A few records
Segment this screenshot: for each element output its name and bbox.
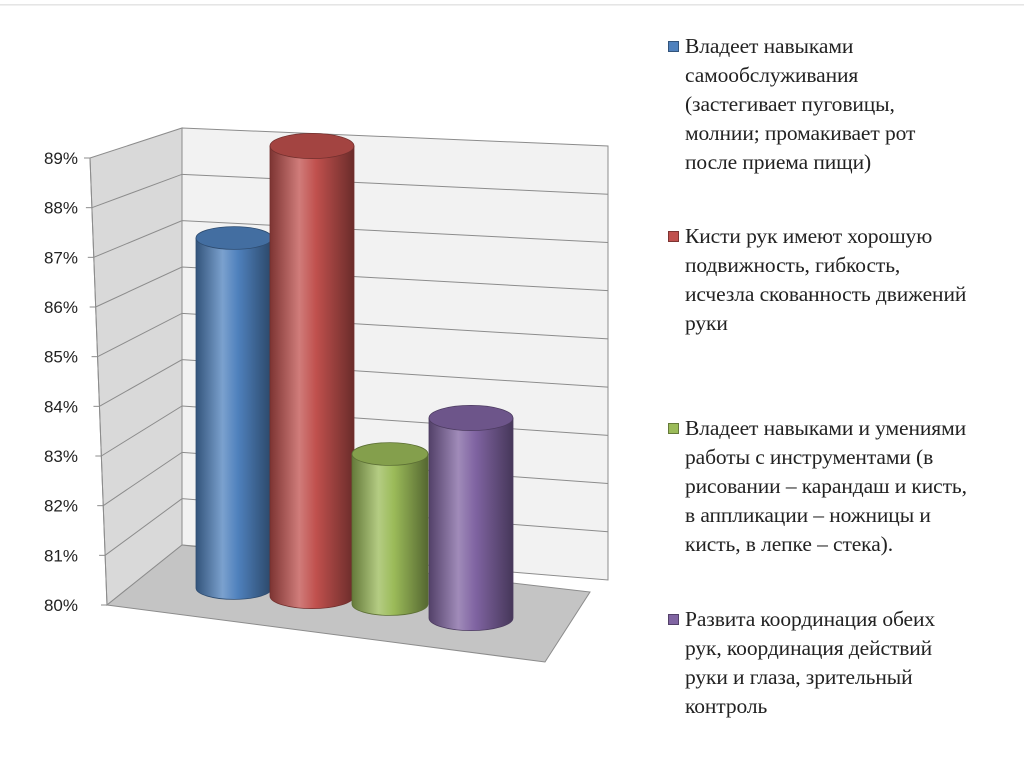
bar-body (428, 417, 514, 631)
legend-item-3: Владеет навыками и умениями работы с инс… (668, 414, 1024, 559)
legend-label-4: Развита координация обеих рук, координац… (685, 607, 936, 718)
gridline (99, 359, 609, 407)
bar-3 (351, 442, 429, 616)
y-tick-label: 84% (44, 397, 78, 416)
legend-swatch-3 (668, 423, 679, 434)
bar-body (195, 237, 273, 600)
bar-top (428, 404, 514, 431)
gridline (93, 220, 609, 258)
bar-1 (195, 226, 273, 600)
legend-swatch-4 (668, 614, 679, 625)
bars (195, 132, 514, 631)
legend-label-1: Владеет навыками самообслуживания (засте… (685, 34, 916, 174)
y-tick-label: 88% (44, 199, 78, 218)
y-tick-label: 86% (44, 298, 78, 317)
legend-swatch-2 (668, 231, 679, 242)
y-tick-label: 85% (44, 348, 78, 367)
top-rule (0, 4, 1024, 6)
gridline (95, 266, 609, 308)
legend-swatch-1 (668, 41, 679, 52)
y-tick-label: 89% (44, 149, 78, 168)
y-tick-label: 80% (44, 596, 78, 615)
y-axis: 80% 81% 82% 83% 84% 85% 86% 87% 88% 89% (44, 149, 108, 615)
legend-item-2: Кисти рук имеют хорошую подвижность, гиб… (668, 222, 1024, 338)
bar-body (351, 453, 429, 616)
y-tick-label: 87% (44, 248, 78, 267)
gridline (97, 312, 609, 358)
y-tick-label: 83% (44, 447, 78, 466)
legend-label-2: Кисти рук имеют хорошую подвижность, гиб… (685, 224, 967, 335)
gridline (91, 173, 609, 209)
bar-4 (428, 404, 514, 631)
bar-body (269, 145, 355, 609)
bar-top (351, 442, 429, 466)
legend-item-4: Развита координация обеих рук, координац… (668, 605, 1024, 721)
y-tick-label: 81% (44, 546, 78, 565)
y-axis-line (89, 157, 108, 606)
legend-label-3: Владеет навыками и умениями работы с инс… (685, 416, 967, 556)
bar-top (195, 226, 273, 250)
legend-item-1: Владеет навыками самообслуживания (засте… (668, 32, 1024, 177)
bar-top (269, 132, 355, 159)
y-tick-label: 82% (44, 497, 78, 516)
bar-2 (269, 132, 355, 609)
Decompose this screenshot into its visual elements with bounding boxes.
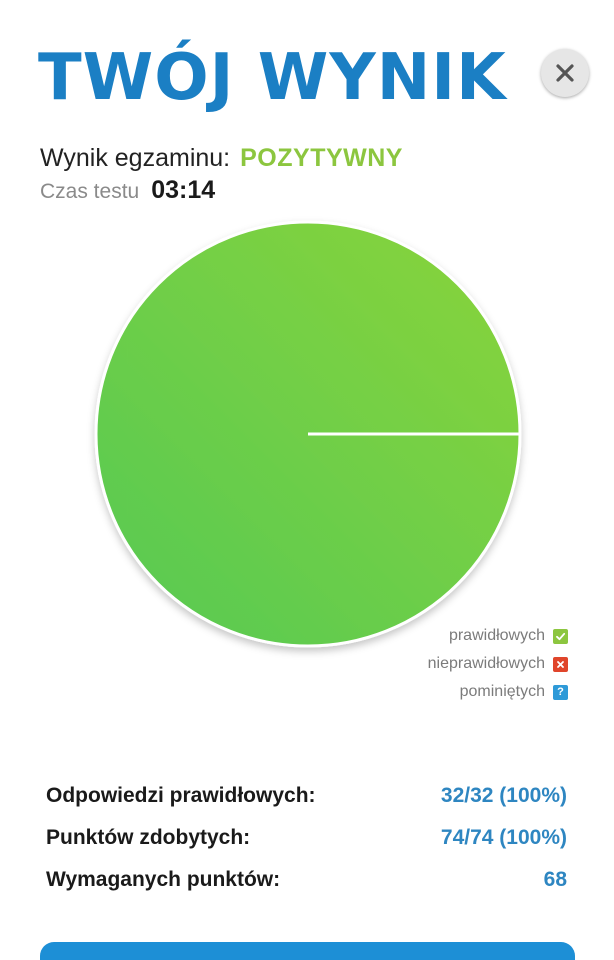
stat-required-value: 68 xyxy=(543,868,567,891)
pie-chart-svg xyxy=(94,220,522,648)
test-time-label: Czas testu xyxy=(40,180,140,203)
exam-result-label: Wynik egzaminu: xyxy=(40,144,231,172)
exam-result: Wynik egzaminu: POZYTYWNY xyxy=(40,144,403,173)
test-time: Czas testu 03:14 xyxy=(40,176,215,205)
legend-label-incorrect: nieprawidłowych xyxy=(427,655,545,672)
stat-points-value: 74/74 (100%) xyxy=(440,826,567,849)
legend-item-skipped: pominiętych ? xyxy=(428,678,568,706)
stat-correct-answers: Odpowiedzi prawidłowych: 32/32 (100%) xyxy=(46,775,567,817)
legend-item-incorrect: nieprawidłowych xyxy=(428,650,568,678)
result-pie-chart xyxy=(84,210,534,670)
legend-label-skipped: pominiętych xyxy=(459,683,545,700)
stat-required-label: Wymaganych punktów: xyxy=(46,868,281,891)
close-button[interactable] xyxy=(541,49,589,97)
stat-points-label: Punktów zdobytych: xyxy=(46,826,251,849)
bottom-action-button[interactable] xyxy=(40,942,575,960)
score-stats: Odpowiedzi prawidłowych: 32/32 (100%) Pu… xyxy=(46,775,567,901)
legend-item-correct: prawidłowych xyxy=(428,622,568,650)
stat-correct-label: Odpowiedzi prawidłowych: xyxy=(46,784,316,807)
legend-label-correct: prawidłowych xyxy=(448,627,545,644)
stat-correct-value: 32/32 (100%) xyxy=(440,784,567,807)
page-title: TWÓJ WYNIK xyxy=(38,41,507,115)
exam-result-status: POZYTYWNY xyxy=(240,144,403,172)
stat-points-earned: Punktów zdobytych: 74/74 (100%) xyxy=(46,817,567,859)
check-icon xyxy=(553,628,568,644)
close-icon xyxy=(556,64,574,82)
x-icon xyxy=(553,656,568,672)
question-icon: ? xyxy=(553,684,568,700)
stat-required-points: Wymaganych punktów: 68 xyxy=(46,859,567,901)
test-time-value: 03:14 xyxy=(151,176,216,204)
chart-legend: prawidłowych nieprawidłowych pominiętych… xyxy=(428,622,568,706)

Required task
Show each line in the records that contains the string "time". Case counts.

The result
test-time-label: Czas testu xyxy=(40,180,140,203)
test-time: Czas testu 03:14 xyxy=(40,176,215,205)
test-time-value: 03:14 xyxy=(151,176,216,204)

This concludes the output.